Select, from the material below, each line with "that" in it.

◆ ◆ ◆ ◆

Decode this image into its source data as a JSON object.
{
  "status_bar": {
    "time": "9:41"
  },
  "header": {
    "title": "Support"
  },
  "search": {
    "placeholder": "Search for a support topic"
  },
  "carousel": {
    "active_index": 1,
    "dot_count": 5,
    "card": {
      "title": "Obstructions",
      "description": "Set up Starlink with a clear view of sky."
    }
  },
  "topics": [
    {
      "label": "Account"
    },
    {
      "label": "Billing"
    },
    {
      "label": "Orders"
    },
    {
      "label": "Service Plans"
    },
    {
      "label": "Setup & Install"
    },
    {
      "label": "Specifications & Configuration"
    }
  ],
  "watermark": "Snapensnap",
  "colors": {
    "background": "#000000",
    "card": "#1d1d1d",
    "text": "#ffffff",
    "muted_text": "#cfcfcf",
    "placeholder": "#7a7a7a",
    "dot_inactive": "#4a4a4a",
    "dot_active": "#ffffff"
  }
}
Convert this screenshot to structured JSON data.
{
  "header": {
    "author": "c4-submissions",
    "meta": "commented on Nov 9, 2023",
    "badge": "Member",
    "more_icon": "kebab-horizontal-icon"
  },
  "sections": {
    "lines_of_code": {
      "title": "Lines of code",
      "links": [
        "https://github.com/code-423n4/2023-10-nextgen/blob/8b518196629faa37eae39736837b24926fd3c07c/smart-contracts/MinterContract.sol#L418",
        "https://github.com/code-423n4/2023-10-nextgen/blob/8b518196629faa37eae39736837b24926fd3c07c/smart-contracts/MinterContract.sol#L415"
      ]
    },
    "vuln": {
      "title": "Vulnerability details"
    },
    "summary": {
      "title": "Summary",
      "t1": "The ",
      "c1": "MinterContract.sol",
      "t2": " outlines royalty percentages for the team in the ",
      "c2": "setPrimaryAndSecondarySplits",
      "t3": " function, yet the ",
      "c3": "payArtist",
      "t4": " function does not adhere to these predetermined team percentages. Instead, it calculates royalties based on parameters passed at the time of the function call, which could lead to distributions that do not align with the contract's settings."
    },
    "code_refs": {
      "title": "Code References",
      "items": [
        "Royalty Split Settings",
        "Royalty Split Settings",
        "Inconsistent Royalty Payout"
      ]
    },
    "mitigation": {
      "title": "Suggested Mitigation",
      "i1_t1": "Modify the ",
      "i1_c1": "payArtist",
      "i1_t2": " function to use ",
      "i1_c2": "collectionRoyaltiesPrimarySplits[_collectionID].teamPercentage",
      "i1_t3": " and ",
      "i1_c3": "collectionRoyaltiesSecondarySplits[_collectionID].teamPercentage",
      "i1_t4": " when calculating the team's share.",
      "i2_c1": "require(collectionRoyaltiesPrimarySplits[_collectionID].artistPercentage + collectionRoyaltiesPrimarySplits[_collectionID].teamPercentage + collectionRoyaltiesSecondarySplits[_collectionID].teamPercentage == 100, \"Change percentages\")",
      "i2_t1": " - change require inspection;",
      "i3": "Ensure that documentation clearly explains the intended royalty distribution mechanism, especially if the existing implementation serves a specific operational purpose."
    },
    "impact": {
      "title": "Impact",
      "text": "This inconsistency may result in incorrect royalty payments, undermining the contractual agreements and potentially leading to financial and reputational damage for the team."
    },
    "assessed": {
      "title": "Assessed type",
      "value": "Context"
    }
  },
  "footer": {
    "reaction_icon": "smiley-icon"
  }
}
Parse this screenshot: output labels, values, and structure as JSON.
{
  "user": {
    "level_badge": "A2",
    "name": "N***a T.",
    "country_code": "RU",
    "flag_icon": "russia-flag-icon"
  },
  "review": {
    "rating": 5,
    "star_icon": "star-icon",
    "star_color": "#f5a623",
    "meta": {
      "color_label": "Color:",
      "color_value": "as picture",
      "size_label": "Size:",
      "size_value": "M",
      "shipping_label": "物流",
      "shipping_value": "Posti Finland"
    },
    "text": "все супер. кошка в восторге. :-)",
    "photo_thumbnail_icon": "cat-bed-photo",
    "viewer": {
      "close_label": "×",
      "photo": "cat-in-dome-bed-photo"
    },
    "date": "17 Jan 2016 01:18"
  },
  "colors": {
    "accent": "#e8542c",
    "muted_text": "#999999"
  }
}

◆ ◆ ◆ ◆

» Reply:
      "t4": " function does not adhere to these predetermined team percentages. Instead, it calculates royalties based on parameters passed at the time of the function call, which could lead to distributions that do not align with the contract's settings."
      "i3": "Ensure that documentation clearly explains the intended royalty distribution mechanism, especially if the existing implementation serves a specific operational purpose."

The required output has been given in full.